Copy the lines exactly, starting with the line containing "x-tick-label: 2 — [158, 611, 166, 625]" and continuing through the last of the items.

## start PROVIDED ENTRIES

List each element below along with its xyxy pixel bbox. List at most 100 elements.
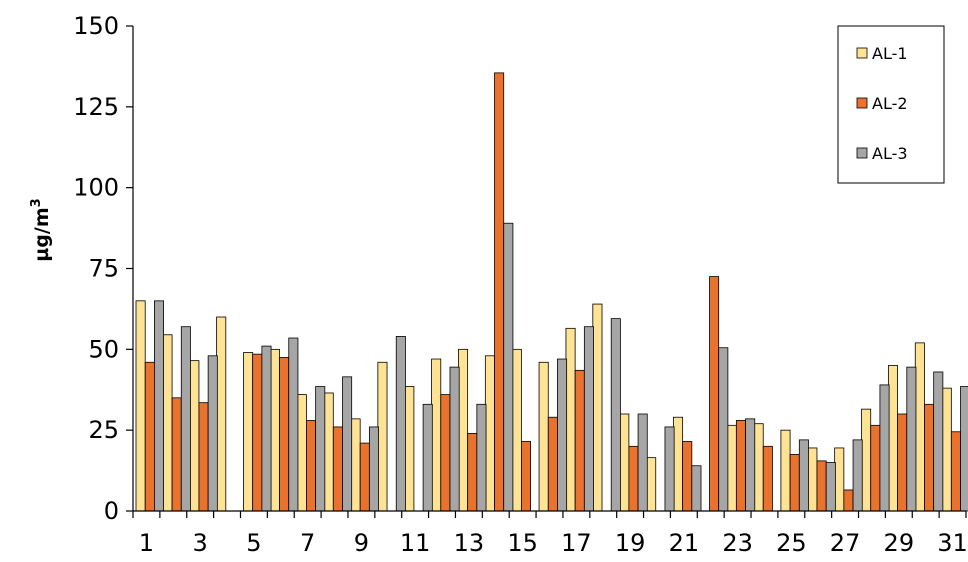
bar-al-1-day-6 (269, 348, 280, 512)
bar-al-1-day-10 (377, 361, 388, 512)
bar-al-3-day-3 (207, 355, 218, 512)
bar-al-2-day-30 (924, 403, 935, 512)
bar-al-1-day-19 (619, 413, 630, 512)
bar-al-2-day-31 (950, 431, 961, 512)
x-tick-label: 13 (454, 529, 485, 557)
bar-al-2-day-15 (520, 441, 531, 512)
bar-al-2-day-27 (843, 489, 854, 512)
bar-al-3-day-17 (583, 326, 594, 512)
bar-al-2-day-13 (467, 432, 478, 512)
bar-al-2-day-12 (440, 394, 451, 512)
bar-al-3-day-18 (610, 318, 621, 512)
bar-al-3-day-23 (745, 418, 756, 512)
bar-al-2-day-24 (762, 445, 773, 512)
bar-al-2-day-29 (897, 413, 908, 512)
bar-al-3-day-13 (476, 403, 487, 512)
bar-al-2-day-16 (547, 416, 558, 512)
x-tick-label: 15 (507, 529, 538, 557)
y-tick-label: 50 (88, 335, 119, 363)
bar-al-2-day-7 (306, 420, 317, 512)
bar-al-2-day-8 (332, 426, 343, 512)
bar-al-1-day-23 (726, 424, 737, 512)
bar-al-3-day-20 (664, 426, 675, 512)
bar-al-1-day-18 (592, 303, 603, 512)
bar-al-2-day-28 (870, 424, 881, 512)
bar-al-3-day-29 (906, 366, 917, 512)
bar-al-3-day-8 (342, 376, 353, 512)
y-tick-label: 100 (73, 174, 119, 202)
bar-al-3-day-7 (315, 386, 326, 512)
y-tick-label: 75 (88, 255, 119, 283)
bar-al-1-day-31 (941, 387, 952, 512)
bar-al-2-day-14 (494, 72, 505, 512)
bar-al-3-day-12 (449, 366, 460, 512)
bar-al-1-day-29 (887, 365, 898, 512)
bar-al-1-day-2 (162, 334, 173, 512)
bar-al-1-day-11 (404, 386, 415, 512)
y-tick-label: 0 (104, 497, 119, 525)
bar-al-1-day-7 (296, 394, 307, 512)
bar-al-3-day-6 (288, 337, 299, 512)
bar-al-3-day-9 (368, 426, 379, 512)
bar-al-1-day-13 (458, 348, 469, 512)
x-tick-label: 11 (400, 529, 431, 557)
bar-al-3-day-10 (395, 335, 406, 512)
bar-al-2-day-25 (789, 454, 800, 512)
x-tick-label: 19 (615, 529, 646, 557)
y-axis-label: µg/m3 (29, 198, 53, 261)
legend-label-al-2: AL-2 (872, 94, 908, 113)
x-tick-label: 23 (722, 529, 753, 557)
legend-swatch-al-2 (856, 97, 868, 109)
x-tick-label: 29 (884, 529, 915, 557)
bar-al-2-day-17 (574, 369, 585, 512)
bar-al-3-day-22 (718, 347, 729, 512)
x-tick-label: 1 (139, 529, 154, 557)
x-tick-label: 27 (830, 529, 861, 557)
bar-al-1-day-3 (189, 360, 200, 512)
bar-al-2-day-2 (171, 397, 182, 512)
bar-al-1-day-4 (216, 316, 227, 512)
bar-al-1-day-16 (538, 361, 549, 512)
bar-al-3-day-14 (503, 222, 514, 512)
bar-al-1-day-21 (673, 416, 684, 512)
bar-al-1-day-26 (807, 447, 818, 512)
legend-swatch-al-1 (856, 47, 868, 59)
bar-al-1-day-15 (511, 348, 522, 512)
bar-al-2-day-21 (682, 441, 693, 512)
bar-al-3-day-5 (261, 345, 272, 512)
x-tick-label: 17 (561, 529, 592, 557)
y-tick-label: 150 (73, 12, 119, 40)
bar-al-1-day-8 (323, 392, 334, 512)
bar-al-3-day-30 (933, 371, 944, 512)
x-tick-label: 31 (937, 529, 968, 557)
bar-al-2-day-1 (144, 361, 155, 512)
bar-al-3-day-11 (422, 403, 433, 512)
bar-al-1-day-9 (350, 418, 361, 512)
legend-box (837, 25, 945, 184)
x-tick-label: 21 (669, 529, 700, 557)
legend-swatch-al-3 (856, 147, 868, 159)
legend-label-al-3: AL-3 (872, 144, 908, 163)
bar-al-3-day-26 (825, 462, 836, 512)
bar-al-2-day-9 (359, 442, 370, 512)
bar-al-1-day-5 (243, 352, 254, 512)
bar-al-3-day-2 (180, 326, 191, 512)
bar-al-1-day-1 (135, 300, 146, 512)
x-tick-label: 9 (354, 529, 369, 557)
x-tick-label: 5 (246, 529, 261, 557)
bar-al-2-day-3 (198, 402, 209, 512)
bar-al-2-day-19 (628, 445, 639, 512)
bar-al-3-day-19 (637, 413, 648, 512)
x-tick-label: 25 (776, 529, 807, 557)
bar-al-2-day-6 (279, 357, 290, 512)
y-tick-label: 125 (73, 93, 119, 121)
x-tick-label: 7 (300, 529, 315, 557)
bar-al-1-day-30 (914, 342, 925, 512)
bar-al-1-day-20 (646, 457, 657, 512)
bar-al-1-day-17 (565, 327, 576, 512)
legend-label-al-1: AL-1 (872, 44, 908, 63)
bar-al-1-day-24 (753, 423, 764, 512)
bar-al-1-day-12 (431, 358, 442, 512)
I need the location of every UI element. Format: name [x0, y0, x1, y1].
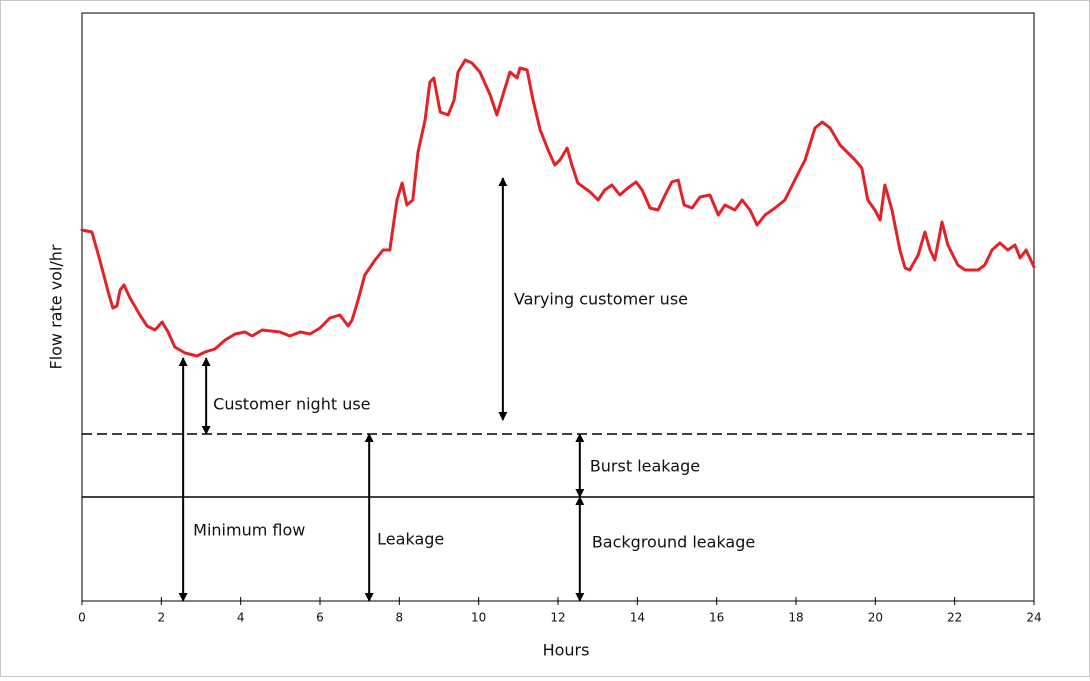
x-tick-label: 2 — [158, 611, 166, 625]
x-tick-label: 6 — [316, 611, 324, 625]
annotation-label: Background leakage — [592, 533, 755, 552]
annotation-label: Customer night use — [213, 395, 370, 414]
x-tick-label: 8 — [396, 611, 404, 625]
x-tick-label: 18 — [788, 611, 803, 625]
flow-line — [80, 58, 1036, 358]
x-tick-label: 0 — [78, 611, 86, 625]
x-axis-label: Hours — [543, 641, 590, 660]
x-tick-label: 22 — [947, 611, 962, 625]
x-tick-label: 14 — [630, 611, 645, 625]
x-tick-label: 10 — [471, 611, 486, 625]
annotation-label: Burst leakage — [590, 457, 700, 476]
x-tick-label: 4 — [237, 611, 245, 625]
x-tick-label: 24 — [1026, 611, 1041, 625]
x-tick-label: 16 — [709, 611, 724, 625]
x-tick-label: 12 — [550, 611, 565, 625]
y-axis-label: Flow rate vol/hr — [47, 244, 66, 369]
annotation-label: Varying customer use — [514, 290, 688, 309]
annotation-label: Leakage — [377, 530, 444, 549]
annotation-label: Minimum flow — [193, 521, 305, 540]
x-tick-label: 20 — [868, 611, 883, 625]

## end PROVIDED ENTRIES

ANSWER IN FULL:
x-tick-label: 2 — [158, 611, 166, 625]
x-tick-label: 6 — [316, 611, 324, 625]
annotation-label: Background leakage — [592, 533, 755, 552]
annotation-label: Customer night use — [213, 395, 370, 414]
x-tick-label: 8 — [396, 611, 404, 625]
x-tick-label: 18 — [788, 611, 803, 625]
flow-line — [80, 58, 1036, 358]
x-tick-label: 0 — [78, 611, 86, 625]
x-axis-label: Hours — [543, 641, 590, 660]
x-tick-label: 22 — [947, 611, 962, 625]
x-tick-label: 14 — [630, 611, 645, 625]
x-tick-label: 10 — [471, 611, 486, 625]
annotation-label: Burst leakage — [590, 457, 700, 476]
x-tick-label: 4 — [237, 611, 245, 625]
x-tick-label: 24 — [1026, 611, 1041, 625]
x-tick-label: 16 — [709, 611, 724, 625]
x-tick-label: 12 — [550, 611, 565, 625]
y-axis-label: Flow rate vol/hr — [47, 244, 66, 369]
annotation-label: Varying customer use — [514, 290, 688, 309]
annotation-label: Leakage — [377, 530, 444, 549]
annotation-label: Minimum flow — [193, 521, 305, 540]
x-tick-label: 20 — [868, 611, 883, 625]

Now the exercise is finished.